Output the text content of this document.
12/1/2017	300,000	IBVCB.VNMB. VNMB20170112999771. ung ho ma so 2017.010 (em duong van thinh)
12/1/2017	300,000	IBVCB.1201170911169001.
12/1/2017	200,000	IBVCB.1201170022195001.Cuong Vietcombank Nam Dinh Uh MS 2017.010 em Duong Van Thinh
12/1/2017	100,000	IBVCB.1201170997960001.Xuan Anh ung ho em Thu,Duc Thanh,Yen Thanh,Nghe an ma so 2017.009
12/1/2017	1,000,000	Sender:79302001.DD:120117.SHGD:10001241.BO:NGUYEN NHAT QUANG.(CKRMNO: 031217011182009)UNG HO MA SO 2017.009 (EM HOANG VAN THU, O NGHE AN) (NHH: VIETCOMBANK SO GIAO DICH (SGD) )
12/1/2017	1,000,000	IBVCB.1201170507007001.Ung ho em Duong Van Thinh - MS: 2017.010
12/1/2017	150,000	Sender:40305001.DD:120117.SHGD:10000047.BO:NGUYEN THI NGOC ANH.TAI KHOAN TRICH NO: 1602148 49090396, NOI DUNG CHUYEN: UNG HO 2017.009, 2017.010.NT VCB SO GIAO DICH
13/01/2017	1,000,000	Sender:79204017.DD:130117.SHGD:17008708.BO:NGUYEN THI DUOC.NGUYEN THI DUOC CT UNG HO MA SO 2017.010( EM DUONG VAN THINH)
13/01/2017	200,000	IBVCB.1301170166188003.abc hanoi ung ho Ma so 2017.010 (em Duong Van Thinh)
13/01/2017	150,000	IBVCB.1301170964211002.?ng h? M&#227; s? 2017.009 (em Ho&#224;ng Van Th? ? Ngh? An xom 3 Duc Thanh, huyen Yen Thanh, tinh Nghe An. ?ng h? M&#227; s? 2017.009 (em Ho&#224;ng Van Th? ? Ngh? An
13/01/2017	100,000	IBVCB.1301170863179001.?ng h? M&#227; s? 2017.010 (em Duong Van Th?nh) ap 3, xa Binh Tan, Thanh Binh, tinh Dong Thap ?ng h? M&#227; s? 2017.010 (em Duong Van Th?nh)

* * *

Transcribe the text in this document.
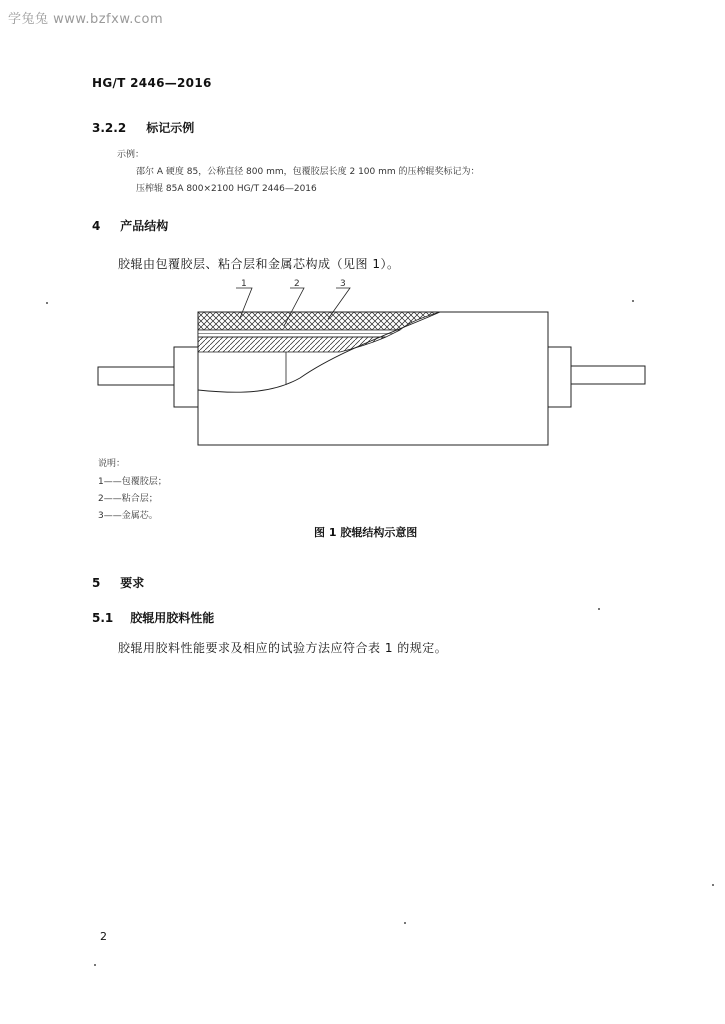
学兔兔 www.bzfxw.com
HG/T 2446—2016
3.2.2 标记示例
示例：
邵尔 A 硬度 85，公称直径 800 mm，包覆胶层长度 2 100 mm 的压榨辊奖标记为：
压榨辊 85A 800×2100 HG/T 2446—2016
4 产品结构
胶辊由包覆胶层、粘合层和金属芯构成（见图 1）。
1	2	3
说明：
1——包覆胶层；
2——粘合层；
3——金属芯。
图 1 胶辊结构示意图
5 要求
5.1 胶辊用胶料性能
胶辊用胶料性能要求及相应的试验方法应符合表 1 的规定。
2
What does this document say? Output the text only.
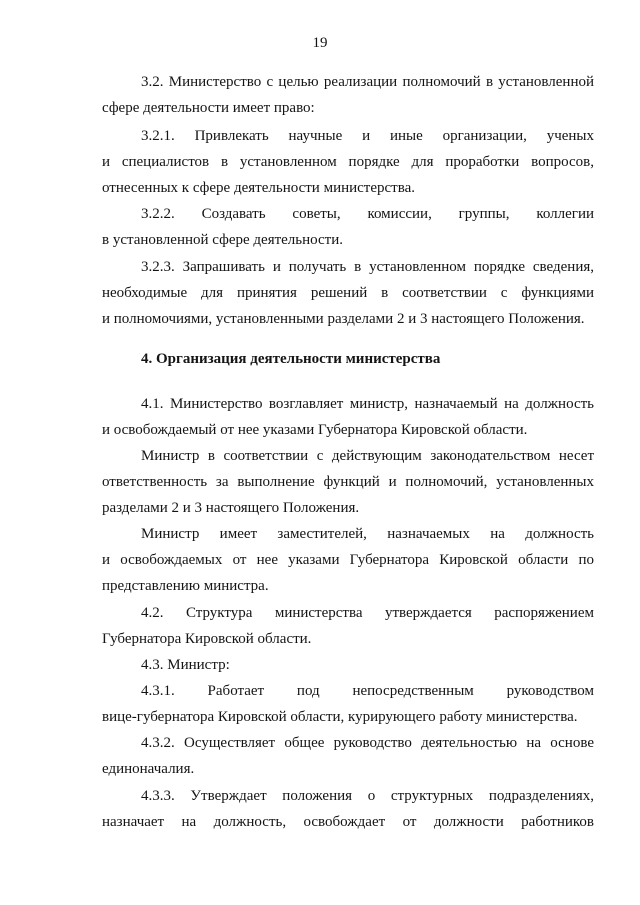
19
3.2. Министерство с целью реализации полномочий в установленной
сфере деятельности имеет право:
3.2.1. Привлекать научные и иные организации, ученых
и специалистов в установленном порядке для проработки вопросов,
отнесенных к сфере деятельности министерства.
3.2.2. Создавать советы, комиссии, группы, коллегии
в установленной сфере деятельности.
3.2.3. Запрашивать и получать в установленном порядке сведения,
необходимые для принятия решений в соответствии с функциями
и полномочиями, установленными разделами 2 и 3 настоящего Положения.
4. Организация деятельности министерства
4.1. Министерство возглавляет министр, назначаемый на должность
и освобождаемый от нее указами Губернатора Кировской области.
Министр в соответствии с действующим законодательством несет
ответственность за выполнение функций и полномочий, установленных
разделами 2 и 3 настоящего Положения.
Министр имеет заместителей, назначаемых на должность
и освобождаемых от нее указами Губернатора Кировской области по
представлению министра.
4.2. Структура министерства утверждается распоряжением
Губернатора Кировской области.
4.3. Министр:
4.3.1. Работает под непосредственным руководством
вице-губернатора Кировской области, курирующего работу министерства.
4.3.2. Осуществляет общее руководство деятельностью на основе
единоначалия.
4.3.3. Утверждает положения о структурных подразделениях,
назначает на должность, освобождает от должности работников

==

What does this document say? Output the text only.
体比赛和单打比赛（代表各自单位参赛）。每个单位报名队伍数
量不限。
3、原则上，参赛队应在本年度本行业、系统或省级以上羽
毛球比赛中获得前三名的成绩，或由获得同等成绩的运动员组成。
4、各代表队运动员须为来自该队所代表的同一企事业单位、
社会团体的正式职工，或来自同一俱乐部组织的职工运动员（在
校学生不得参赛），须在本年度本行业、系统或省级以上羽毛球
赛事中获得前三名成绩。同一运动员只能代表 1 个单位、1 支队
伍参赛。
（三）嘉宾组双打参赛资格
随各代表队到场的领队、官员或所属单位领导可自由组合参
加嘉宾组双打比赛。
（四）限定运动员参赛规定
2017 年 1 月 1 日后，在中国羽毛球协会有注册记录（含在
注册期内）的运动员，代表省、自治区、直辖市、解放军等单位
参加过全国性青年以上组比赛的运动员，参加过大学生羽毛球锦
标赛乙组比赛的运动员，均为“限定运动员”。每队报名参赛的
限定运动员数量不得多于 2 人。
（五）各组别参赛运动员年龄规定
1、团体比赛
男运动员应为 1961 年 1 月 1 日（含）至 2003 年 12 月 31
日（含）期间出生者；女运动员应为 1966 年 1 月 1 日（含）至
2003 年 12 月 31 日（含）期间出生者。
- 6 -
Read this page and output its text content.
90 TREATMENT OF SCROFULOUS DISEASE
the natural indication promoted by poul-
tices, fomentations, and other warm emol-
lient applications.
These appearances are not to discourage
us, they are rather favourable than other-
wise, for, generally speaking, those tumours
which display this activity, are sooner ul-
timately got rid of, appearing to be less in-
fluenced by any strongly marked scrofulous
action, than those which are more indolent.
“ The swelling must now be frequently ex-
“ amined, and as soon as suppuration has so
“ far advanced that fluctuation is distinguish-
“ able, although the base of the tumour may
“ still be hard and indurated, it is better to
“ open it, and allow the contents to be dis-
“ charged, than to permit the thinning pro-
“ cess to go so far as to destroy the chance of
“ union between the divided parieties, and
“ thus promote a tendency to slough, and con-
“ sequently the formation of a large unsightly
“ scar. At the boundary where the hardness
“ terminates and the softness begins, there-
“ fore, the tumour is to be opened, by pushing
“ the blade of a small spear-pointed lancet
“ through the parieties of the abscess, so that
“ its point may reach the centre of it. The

Stated exercise: Count the lines in the records above that contain the word "имеет", and give only the number.

Expected answer: 2